Data listing>
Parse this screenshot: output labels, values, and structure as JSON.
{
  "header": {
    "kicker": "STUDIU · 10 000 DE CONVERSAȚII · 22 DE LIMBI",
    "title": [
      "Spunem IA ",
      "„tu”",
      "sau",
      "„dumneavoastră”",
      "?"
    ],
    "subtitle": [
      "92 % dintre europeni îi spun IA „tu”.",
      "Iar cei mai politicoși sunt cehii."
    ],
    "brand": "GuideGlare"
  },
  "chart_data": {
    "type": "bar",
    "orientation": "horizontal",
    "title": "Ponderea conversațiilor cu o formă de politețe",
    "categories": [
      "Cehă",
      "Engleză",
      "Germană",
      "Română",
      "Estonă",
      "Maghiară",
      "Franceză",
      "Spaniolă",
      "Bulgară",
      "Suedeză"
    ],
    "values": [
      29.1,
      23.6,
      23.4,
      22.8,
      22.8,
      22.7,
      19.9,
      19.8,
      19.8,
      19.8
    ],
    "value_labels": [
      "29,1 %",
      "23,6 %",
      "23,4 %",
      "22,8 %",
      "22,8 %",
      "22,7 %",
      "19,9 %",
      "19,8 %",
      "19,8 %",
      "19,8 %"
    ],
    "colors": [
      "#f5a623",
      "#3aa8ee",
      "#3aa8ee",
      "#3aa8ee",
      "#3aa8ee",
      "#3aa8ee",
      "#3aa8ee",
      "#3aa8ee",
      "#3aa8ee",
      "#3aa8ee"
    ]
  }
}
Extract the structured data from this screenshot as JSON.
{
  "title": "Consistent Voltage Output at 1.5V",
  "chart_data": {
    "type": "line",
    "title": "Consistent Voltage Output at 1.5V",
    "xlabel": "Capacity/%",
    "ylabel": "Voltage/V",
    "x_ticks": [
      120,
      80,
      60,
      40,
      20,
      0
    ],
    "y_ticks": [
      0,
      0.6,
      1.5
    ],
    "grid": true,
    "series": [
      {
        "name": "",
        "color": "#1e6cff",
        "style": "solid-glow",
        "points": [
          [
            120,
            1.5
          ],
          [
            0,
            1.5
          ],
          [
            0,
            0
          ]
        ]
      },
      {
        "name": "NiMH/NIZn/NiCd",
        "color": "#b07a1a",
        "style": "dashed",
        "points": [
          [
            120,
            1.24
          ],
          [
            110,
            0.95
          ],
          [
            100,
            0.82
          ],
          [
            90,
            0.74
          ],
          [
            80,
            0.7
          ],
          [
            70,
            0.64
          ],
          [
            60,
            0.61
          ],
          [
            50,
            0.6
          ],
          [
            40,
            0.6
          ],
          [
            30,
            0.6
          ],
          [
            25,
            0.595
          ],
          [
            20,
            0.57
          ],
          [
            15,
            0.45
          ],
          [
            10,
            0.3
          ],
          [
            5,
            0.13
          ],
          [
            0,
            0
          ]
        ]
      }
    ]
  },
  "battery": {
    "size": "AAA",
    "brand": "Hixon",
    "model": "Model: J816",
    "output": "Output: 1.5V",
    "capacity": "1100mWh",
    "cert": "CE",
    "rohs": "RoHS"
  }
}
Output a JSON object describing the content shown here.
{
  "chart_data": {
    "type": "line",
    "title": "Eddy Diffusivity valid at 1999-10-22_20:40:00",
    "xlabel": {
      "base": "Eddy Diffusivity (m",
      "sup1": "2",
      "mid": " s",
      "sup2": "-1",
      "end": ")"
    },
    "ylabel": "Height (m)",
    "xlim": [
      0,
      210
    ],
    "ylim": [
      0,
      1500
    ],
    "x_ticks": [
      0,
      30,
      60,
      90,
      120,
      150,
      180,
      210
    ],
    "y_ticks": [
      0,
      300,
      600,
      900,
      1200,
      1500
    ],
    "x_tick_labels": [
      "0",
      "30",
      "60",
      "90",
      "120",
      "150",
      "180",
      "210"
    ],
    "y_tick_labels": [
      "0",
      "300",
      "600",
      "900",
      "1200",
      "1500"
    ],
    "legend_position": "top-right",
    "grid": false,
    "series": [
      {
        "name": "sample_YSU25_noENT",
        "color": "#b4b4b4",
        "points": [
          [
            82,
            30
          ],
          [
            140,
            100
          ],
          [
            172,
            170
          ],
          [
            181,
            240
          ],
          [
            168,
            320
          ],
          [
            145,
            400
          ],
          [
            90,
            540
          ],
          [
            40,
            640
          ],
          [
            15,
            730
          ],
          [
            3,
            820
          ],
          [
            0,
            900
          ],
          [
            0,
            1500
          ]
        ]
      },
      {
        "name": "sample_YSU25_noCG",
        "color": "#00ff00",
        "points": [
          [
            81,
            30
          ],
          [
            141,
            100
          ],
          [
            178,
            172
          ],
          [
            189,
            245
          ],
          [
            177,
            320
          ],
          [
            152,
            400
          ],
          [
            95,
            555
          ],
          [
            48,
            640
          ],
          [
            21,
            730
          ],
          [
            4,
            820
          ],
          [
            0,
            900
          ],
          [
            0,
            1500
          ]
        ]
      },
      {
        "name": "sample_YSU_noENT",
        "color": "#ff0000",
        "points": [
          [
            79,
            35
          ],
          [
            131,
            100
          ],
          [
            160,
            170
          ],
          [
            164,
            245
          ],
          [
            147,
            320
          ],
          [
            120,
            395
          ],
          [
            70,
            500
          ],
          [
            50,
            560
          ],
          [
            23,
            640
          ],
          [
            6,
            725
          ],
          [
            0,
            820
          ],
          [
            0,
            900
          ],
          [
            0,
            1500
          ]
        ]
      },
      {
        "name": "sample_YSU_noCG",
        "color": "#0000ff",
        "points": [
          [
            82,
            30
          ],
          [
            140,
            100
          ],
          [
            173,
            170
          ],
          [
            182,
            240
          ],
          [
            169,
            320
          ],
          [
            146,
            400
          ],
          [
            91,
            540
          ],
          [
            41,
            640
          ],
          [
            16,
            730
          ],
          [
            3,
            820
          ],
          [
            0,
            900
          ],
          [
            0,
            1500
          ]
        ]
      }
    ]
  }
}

Written task> Gather up, from the records above, each line where the word "Diffusivity" appears.

Worked answer>
    "title": "Eddy Diffusivity valid at 1999-10-22_20:40:00",
      "base": "Eddy Diffusivity (m",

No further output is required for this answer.